**OBJECTIVE:** Determine the number of lines that have the string "name" in them, and give only that number.
--- Begin ---
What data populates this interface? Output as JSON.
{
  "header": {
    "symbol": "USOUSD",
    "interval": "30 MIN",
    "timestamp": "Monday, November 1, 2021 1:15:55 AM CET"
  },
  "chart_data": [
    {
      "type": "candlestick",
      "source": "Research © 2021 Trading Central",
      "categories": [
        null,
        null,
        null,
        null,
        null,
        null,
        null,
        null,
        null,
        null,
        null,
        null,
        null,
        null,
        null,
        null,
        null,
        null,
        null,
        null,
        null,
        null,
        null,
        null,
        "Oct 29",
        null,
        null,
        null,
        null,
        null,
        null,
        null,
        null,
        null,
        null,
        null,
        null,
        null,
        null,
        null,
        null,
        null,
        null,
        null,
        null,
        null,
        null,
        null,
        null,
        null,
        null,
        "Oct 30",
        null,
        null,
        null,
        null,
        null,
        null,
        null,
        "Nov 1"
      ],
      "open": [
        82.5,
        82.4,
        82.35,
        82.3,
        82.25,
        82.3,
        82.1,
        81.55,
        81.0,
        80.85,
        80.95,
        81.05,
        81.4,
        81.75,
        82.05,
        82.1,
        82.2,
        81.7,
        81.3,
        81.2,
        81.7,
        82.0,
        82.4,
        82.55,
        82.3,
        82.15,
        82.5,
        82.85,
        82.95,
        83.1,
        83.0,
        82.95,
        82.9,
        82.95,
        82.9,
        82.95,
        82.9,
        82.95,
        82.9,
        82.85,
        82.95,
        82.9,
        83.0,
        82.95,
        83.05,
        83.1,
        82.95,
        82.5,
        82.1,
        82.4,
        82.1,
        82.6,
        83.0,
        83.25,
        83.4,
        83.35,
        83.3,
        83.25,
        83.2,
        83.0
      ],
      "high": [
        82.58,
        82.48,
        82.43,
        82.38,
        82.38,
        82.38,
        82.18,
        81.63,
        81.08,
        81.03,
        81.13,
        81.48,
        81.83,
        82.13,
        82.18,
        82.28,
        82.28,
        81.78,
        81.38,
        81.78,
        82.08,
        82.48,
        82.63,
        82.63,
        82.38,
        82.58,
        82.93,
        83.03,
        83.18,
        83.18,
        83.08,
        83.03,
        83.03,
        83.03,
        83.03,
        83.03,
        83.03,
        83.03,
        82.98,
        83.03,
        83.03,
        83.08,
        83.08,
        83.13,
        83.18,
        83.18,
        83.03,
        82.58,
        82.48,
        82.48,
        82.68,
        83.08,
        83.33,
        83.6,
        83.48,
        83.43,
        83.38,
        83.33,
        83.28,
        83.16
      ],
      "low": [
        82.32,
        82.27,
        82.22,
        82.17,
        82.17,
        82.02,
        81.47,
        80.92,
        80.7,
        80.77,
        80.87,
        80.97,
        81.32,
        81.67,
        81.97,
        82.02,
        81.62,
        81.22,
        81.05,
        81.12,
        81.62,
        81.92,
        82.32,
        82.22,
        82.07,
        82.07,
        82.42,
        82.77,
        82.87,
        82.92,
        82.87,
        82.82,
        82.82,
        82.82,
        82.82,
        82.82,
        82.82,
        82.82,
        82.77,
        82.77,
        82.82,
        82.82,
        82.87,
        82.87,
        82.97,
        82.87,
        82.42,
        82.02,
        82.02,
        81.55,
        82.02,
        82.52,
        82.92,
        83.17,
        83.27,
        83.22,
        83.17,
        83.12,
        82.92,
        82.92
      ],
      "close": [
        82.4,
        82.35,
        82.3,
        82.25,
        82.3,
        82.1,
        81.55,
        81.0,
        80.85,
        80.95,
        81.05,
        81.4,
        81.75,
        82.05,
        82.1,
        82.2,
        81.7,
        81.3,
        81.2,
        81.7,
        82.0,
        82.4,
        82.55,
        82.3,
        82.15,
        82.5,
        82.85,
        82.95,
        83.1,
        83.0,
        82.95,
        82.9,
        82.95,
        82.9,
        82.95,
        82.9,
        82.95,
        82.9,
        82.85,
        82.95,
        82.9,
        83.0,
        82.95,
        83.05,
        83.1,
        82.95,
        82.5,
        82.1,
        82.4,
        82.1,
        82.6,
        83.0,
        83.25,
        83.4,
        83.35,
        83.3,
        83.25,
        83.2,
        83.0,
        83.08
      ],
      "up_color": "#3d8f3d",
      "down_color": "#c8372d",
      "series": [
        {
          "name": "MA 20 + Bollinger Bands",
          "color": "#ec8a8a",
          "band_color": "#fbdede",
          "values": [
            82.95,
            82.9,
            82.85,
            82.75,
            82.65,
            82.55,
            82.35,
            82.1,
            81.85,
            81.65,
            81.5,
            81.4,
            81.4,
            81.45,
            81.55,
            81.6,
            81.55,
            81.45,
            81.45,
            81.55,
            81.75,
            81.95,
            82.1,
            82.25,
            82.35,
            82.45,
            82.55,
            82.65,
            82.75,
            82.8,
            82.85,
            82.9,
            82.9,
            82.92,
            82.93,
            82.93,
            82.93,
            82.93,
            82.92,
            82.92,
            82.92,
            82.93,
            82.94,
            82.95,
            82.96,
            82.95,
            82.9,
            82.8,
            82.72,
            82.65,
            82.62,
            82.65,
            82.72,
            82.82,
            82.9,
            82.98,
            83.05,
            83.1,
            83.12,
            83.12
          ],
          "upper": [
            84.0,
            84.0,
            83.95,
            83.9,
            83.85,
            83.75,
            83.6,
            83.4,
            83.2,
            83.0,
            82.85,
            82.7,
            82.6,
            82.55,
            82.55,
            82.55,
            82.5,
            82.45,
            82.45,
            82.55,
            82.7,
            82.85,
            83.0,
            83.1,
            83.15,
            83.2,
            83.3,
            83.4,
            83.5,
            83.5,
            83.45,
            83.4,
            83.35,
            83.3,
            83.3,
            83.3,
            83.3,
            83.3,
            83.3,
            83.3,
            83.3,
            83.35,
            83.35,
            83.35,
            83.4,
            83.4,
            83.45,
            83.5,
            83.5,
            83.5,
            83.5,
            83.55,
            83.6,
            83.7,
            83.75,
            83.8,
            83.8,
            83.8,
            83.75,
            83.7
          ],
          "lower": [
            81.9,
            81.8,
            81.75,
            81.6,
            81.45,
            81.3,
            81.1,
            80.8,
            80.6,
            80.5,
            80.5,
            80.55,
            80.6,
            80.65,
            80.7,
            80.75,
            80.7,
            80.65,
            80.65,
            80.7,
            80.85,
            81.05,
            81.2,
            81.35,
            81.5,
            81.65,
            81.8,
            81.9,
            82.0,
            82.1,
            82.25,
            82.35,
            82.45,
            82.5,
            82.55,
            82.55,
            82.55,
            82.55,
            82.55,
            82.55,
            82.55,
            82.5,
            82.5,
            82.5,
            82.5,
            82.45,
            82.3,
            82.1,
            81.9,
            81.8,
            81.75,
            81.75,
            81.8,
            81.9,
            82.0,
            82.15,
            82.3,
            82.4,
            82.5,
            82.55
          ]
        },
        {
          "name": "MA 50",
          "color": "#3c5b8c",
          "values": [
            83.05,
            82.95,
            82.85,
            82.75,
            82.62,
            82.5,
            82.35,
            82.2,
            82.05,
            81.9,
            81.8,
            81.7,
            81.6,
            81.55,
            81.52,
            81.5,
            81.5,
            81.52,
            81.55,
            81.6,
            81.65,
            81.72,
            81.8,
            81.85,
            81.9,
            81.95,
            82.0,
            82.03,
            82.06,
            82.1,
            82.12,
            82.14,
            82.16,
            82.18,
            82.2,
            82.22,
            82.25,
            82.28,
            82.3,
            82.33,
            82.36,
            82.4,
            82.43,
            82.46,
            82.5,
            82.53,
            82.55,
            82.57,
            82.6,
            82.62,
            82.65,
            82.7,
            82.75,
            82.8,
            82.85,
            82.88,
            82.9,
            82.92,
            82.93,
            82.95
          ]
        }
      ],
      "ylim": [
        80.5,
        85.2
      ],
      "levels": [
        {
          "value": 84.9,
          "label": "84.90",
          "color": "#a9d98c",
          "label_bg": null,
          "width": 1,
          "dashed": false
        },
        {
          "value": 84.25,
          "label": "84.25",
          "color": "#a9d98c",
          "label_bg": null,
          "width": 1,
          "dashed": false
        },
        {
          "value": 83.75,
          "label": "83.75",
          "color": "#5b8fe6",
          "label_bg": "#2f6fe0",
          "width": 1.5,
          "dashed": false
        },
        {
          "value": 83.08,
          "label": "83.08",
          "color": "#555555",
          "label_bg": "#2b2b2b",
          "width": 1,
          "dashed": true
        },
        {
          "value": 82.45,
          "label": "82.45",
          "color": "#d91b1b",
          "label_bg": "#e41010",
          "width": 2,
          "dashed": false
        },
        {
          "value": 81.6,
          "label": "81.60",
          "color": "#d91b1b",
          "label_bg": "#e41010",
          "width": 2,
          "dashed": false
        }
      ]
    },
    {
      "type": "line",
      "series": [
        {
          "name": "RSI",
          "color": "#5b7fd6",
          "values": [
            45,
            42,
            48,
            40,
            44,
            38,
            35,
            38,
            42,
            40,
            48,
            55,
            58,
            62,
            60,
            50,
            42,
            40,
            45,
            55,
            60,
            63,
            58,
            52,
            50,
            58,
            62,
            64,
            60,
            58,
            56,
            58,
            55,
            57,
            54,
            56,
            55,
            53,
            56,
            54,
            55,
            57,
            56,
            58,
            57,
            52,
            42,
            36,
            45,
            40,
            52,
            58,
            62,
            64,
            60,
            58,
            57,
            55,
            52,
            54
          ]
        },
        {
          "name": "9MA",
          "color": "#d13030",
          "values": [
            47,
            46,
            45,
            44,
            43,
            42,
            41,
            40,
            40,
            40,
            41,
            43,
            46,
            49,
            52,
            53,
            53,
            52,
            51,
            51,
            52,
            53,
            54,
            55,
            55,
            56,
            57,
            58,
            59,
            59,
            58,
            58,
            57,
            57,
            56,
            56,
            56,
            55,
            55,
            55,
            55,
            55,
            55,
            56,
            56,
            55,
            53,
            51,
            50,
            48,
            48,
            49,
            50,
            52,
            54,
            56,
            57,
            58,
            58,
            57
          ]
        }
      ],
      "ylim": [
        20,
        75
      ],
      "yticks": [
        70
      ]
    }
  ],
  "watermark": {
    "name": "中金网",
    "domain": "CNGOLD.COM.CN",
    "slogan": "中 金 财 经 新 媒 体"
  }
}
--- End ---
**COMPLETE RESPONSE:** 5